Each line of the data that includes the string "name" is to be copied out.

[Begin DATASET ROWS]

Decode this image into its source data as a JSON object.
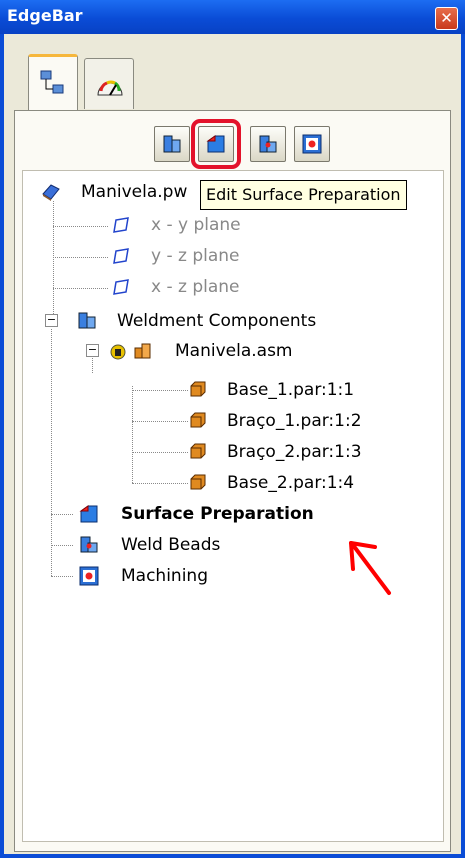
{
  "window": {
    "title": "EdgeBar",
    "close_symbol": "✕"
  },
  "tabs": [
    {
      "name": "tab-pathfinder",
      "icon": "pathfinder-tree-icon"
    },
    {
      "name": "tab-gauge",
      "icon": "gauge-icon"
    }
  ],
  "toolbar": {
    "buttons": [
      {
        "name": "weldment-components-button",
        "icon": "weldment-components-icon"
      },
      {
        "name": "edit-surface-preparation-button",
        "icon": "surface-preparation-icon",
        "highlighted": true
      },
      {
        "name": "weld-beads-button",
        "icon": "weld-beads-icon"
      },
      {
        "name": "machining-button",
        "icon": "machining-icon"
      }
    ],
    "tooltip": "Edit Surface Preparation"
  },
  "tree": {
    "root": {
      "label": "Manivela.pw",
      "icon": "weldment-document-icon"
    },
    "planes": [
      {
        "label": "x - y plane",
        "icon": "plane-icon"
      },
      {
        "label": "y - z plane",
        "icon": "plane-icon"
      },
      {
        "label": "x - z plane",
        "icon": "plane-icon"
      }
    ],
    "weldment_components": {
      "label": "Weldment Components",
      "icon": "weldment-components-icon",
      "expander": "−"
    },
    "assembly": {
      "label": "Manivela.asm",
      "icon": "assembly-icon",
      "status_icon": "lock-status-icon",
      "expander": "−"
    },
    "parts": [
      {
        "label": "Base_1.par:1:1",
        "icon": "part-icon"
      },
      {
        "label": "Braço_1.par:1:2",
        "icon": "part-icon"
      },
      {
        "label": "Braço_2.par:1:3",
        "icon": "part-icon"
      },
      {
        "label": "Base_2.par:1:4",
        "icon": "part-icon"
      }
    ],
    "surface_preparation": {
      "label": "Surface Preparation",
      "icon": "surface-preparation-icon"
    },
    "weld_beads": {
      "label": "Weld Beads",
      "icon": "weld-beads-icon"
    },
    "machining": {
      "label": "Machining",
      "icon": "machining-icon"
    }
  },
  "annotation": {
    "icon": "red-arrow-icon",
    "color": "#ff0000"
  },
  "colors": {
    "titlebar": "#0a4cd6",
    "highlight": "#e3122b",
    "tooltip_bg": "#ffffe1"
  }
}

[End DATASET ROWS]

### ANSWER TO THE PROBLEM
      "name": "tab-pathfinder",
      "name": "tab-gauge",
        "name": "weldment-components-button",
        "name": "edit-surface-preparation-button",
        "name": "weld-beads-button",
        "name": "machining-button",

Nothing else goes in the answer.